Pull every line that holds the word "What" from the entries.
________________
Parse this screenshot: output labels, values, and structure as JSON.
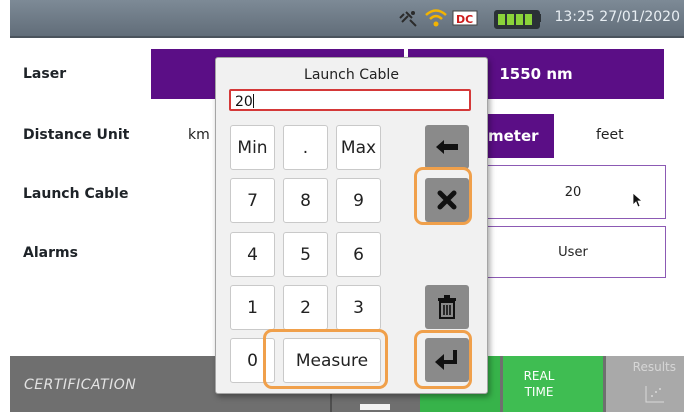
{
  "status_bar": {
    "time": "13:25",
    "date": "27/01/2020",
    "icons": [
      "satellite-icon",
      "wifi-icon",
      "dc-power-icon",
      "battery-icon"
    ],
    "dc_label": "DC"
  },
  "settings": {
    "laser": {
      "label": "Laser",
      "value": "1550 nm"
    },
    "distance_unit": {
      "label": "Distance Unit",
      "options": [
        "km",
        "meter",
        "feet"
      ],
      "selected": "meter",
      "selected_visible_text": "meter"
    },
    "launch_cable": {
      "label": "Launch Cable",
      "value": "20"
    },
    "alarms": {
      "label": "Alarms",
      "value": "User"
    }
  },
  "keypad": {
    "title": "Launch Cable",
    "input_value": "20",
    "keys": {
      "min": "Min",
      "dot": ".",
      "max": "Max",
      "k7": "7",
      "k8": "8",
      "k9": "9",
      "k4": "4",
      "k5": "5",
      "k6": "6",
      "k1": "1",
      "k2": "2",
      "k3": "3",
      "k0": "0",
      "measure": "Measure"
    },
    "icons": [
      "backspace-icon",
      "clear-icon",
      "trash-icon",
      "enter-icon"
    ]
  },
  "bottom_bar": {
    "mode": "CERTIFICATION",
    "real_time_line1": "REAL",
    "real_time_line2": "TIME",
    "results": "Results"
  },
  "colors": {
    "accent_purple": "#5b0e86",
    "status_bar": "#6a7682",
    "green": "#37b34a",
    "highlight_orange": "#f0a04b",
    "input_border_red": "#d43838"
  }
}
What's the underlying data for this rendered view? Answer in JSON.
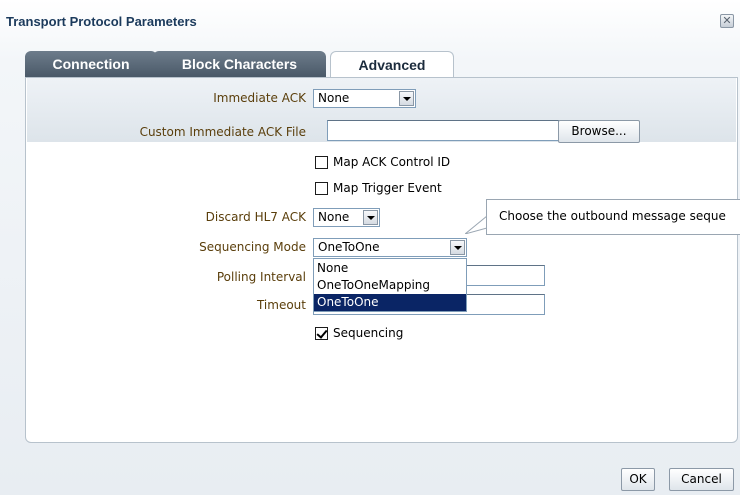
{
  "dialog": {
    "title": "Transport Protocol Parameters"
  },
  "tabs": [
    {
      "label": "Connection"
    },
    {
      "label": "Block Characters"
    },
    {
      "label": "Advanced",
      "active": true
    }
  ],
  "form": {
    "immediate_ack": {
      "label": "Immediate ACK",
      "value": "None"
    },
    "custom_ack_file": {
      "label": "Custom Immediate ACK File",
      "value": "",
      "browse_label": "Browse..."
    },
    "map_ack_control_id": {
      "label": "Map ACK Control ID",
      "checked": false
    },
    "map_trigger_event": {
      "label": "Map Trigger Event",
      "checked": false
    },
    "discard_hl7_ack": {
      "label": "Discard HL7 ACK",
      "value": "None"
    },
    "sequencing_mode": {
      "label": "Sequencing Mode",
      "value": "OneToOne",
      "options": [
        "None",
        "OneToOneMapping",
        "OneToOne"
      ],
      "selected_option": "OneToOne"
    },
    "polling_interval": {
      "label": "Polling Interval",
      "value": ""
    },
    "timeout": {
      "label": "Timeout",
      "value": ""
    },
    "sequencing": {
      "label": "Sequencing",
      "checked": true
    }
  },
  "tooltip": {
    "text": "Choose the outbound message seque"
  },
  "footer": {
    "ok_label": "OK",
    "cancel_label": "Cancel"
  },
  "colors": {
    "title": "#1b3a5c",
    "label": "#5a3e0b",
    "selected": "#0a2565",
    "tab_inactive": "#4a5968"
  },
  "icons": {
    "close": "close-icon",
    "dropdown": "chevron-down-icon",
    "check": "check-icon"
  }
}
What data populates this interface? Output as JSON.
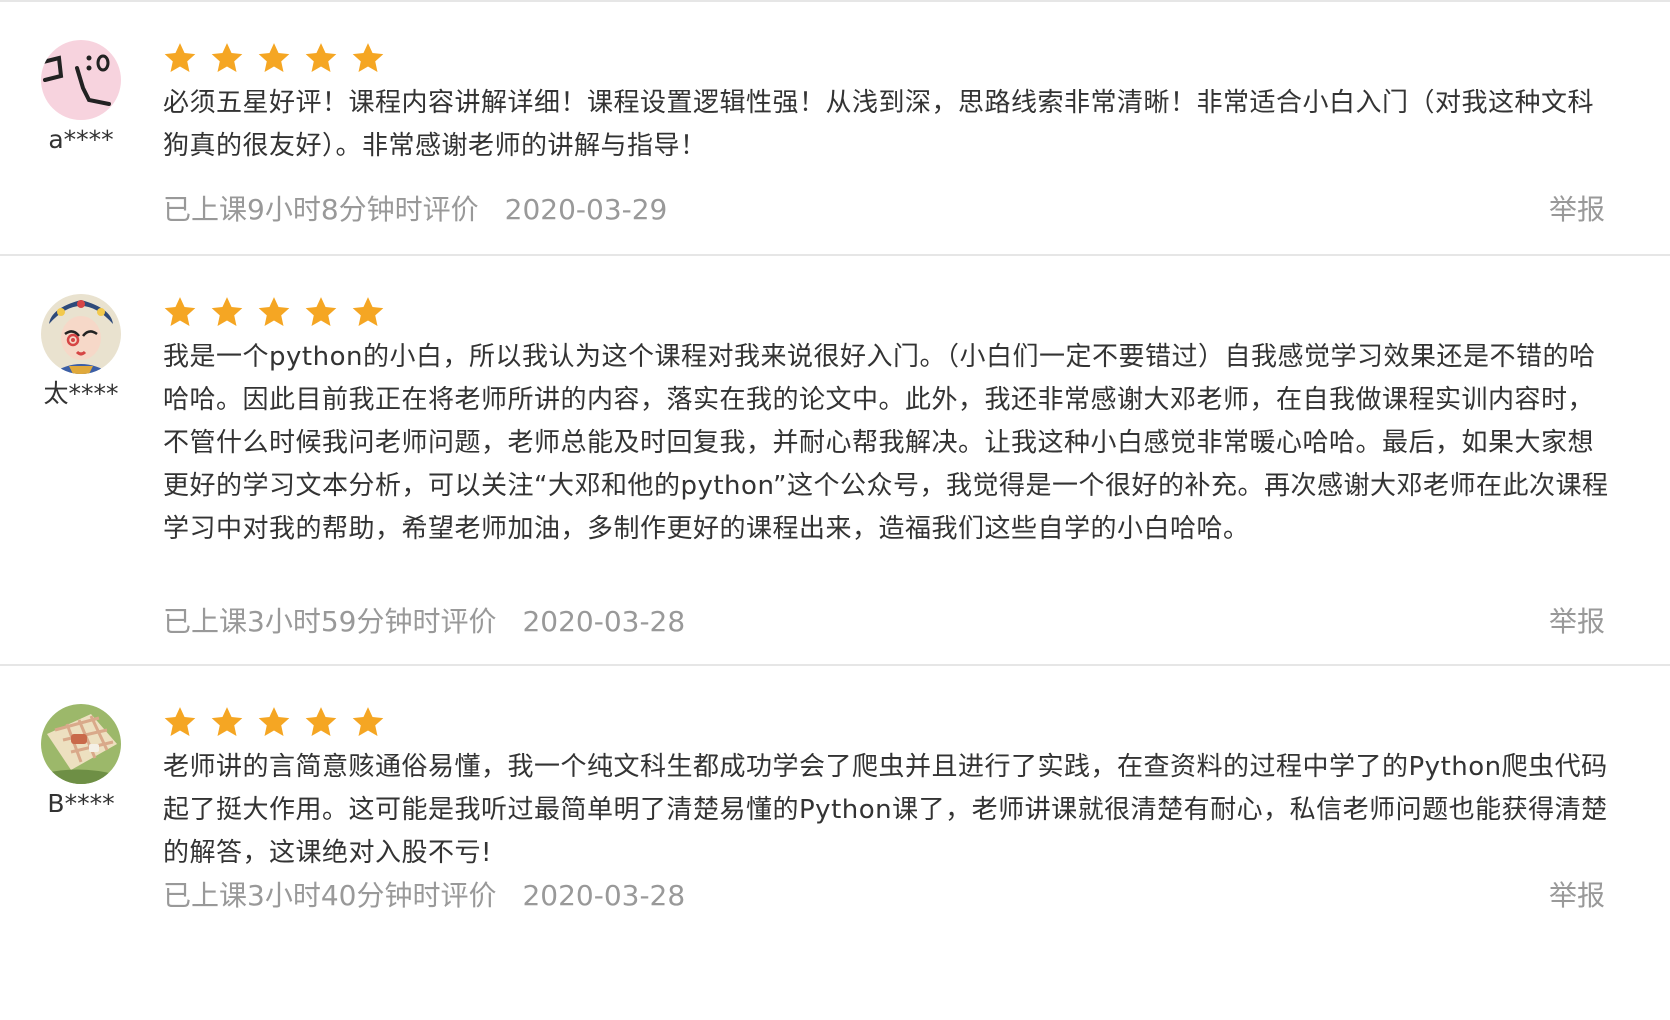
{
  "colors": {
    "star": "#F5A623",
    "text": "#333333",
    "meta": "#999999",
    "divider": "#E6E6E6"
  },
  "reviews": [
    {
      "username": "a****",
      "avatar": "pink-doodle-avatar",
      "rating": 5,
      "comment": "必须五星好评！课程内容讲解详细！课程设置逻辑性强！从浅到深，思路线索非常清晰！非常适合小白入门（对我这种文科狗真的很友好）。非常感谢老师的讲解与指导！",
      "study_time": "已上课9小时8分钟时评价",
      "date": "2020-03-29",
      "report": "举报"
    },
    {
      "username": "太****",
      "avatar": "opera-mask-avatar",
      "rating": 5,
      "comment": "我是一个python的小白，所以我认为这个课程对我来说很好入门。（小白们一定不要错过）自我感觉学习效果还是不错的哈哈哈。因此目前我正在将老师所讲的内容，落实在我的论文中。此外，我还非常感谢大邓老师，在自我做课程实训内容时，不管什么时候我问老师问题，老师总能及时回复我，并耐心帮我解决。让我这种小白感觉非常暖心哈哈。最后，如果大家想更好的学习文本分析，可以关注“大邓和他的python”这个公众号，我觉得是一个很好的补充。再次感谢大邓老师在此次课程学习中对我的帮助，希望老师加油，多制作更好的课程出来，造福我们这些自学的小白哈哈。",
      "study_time": "已上课3小时59分钟时评价",
      "date": "2020-03-28",
      "report": "举报"
    },
    {
      "username": "B****",
      "avatar": "picnic-photo-avatar",
      "rating": 5,
      "comment": "老师讲的言简意赅通俗易懂，我一个纯文科生都成功学会了爬虫并且进行了实践，在查资料的过程中学了的Python爬虫代码起了挺大作用。这可能是我听过最简单明了清楚易懂的Python课了，老师讲课就很清楚有耐心，私信老师问题也能获得清楚的解答，这课绝对入股不亏!",
      "study_time": "已上课3小时40分钟时评价",
      "date": "2020-03-28",
      "report": "举报"
    }
  ]
}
________________
SOLUTION FOR THIS PROBLEM:
What's the underlying data for this rendered view? Answer in JSON.
What data populates this interface? Output as JSON.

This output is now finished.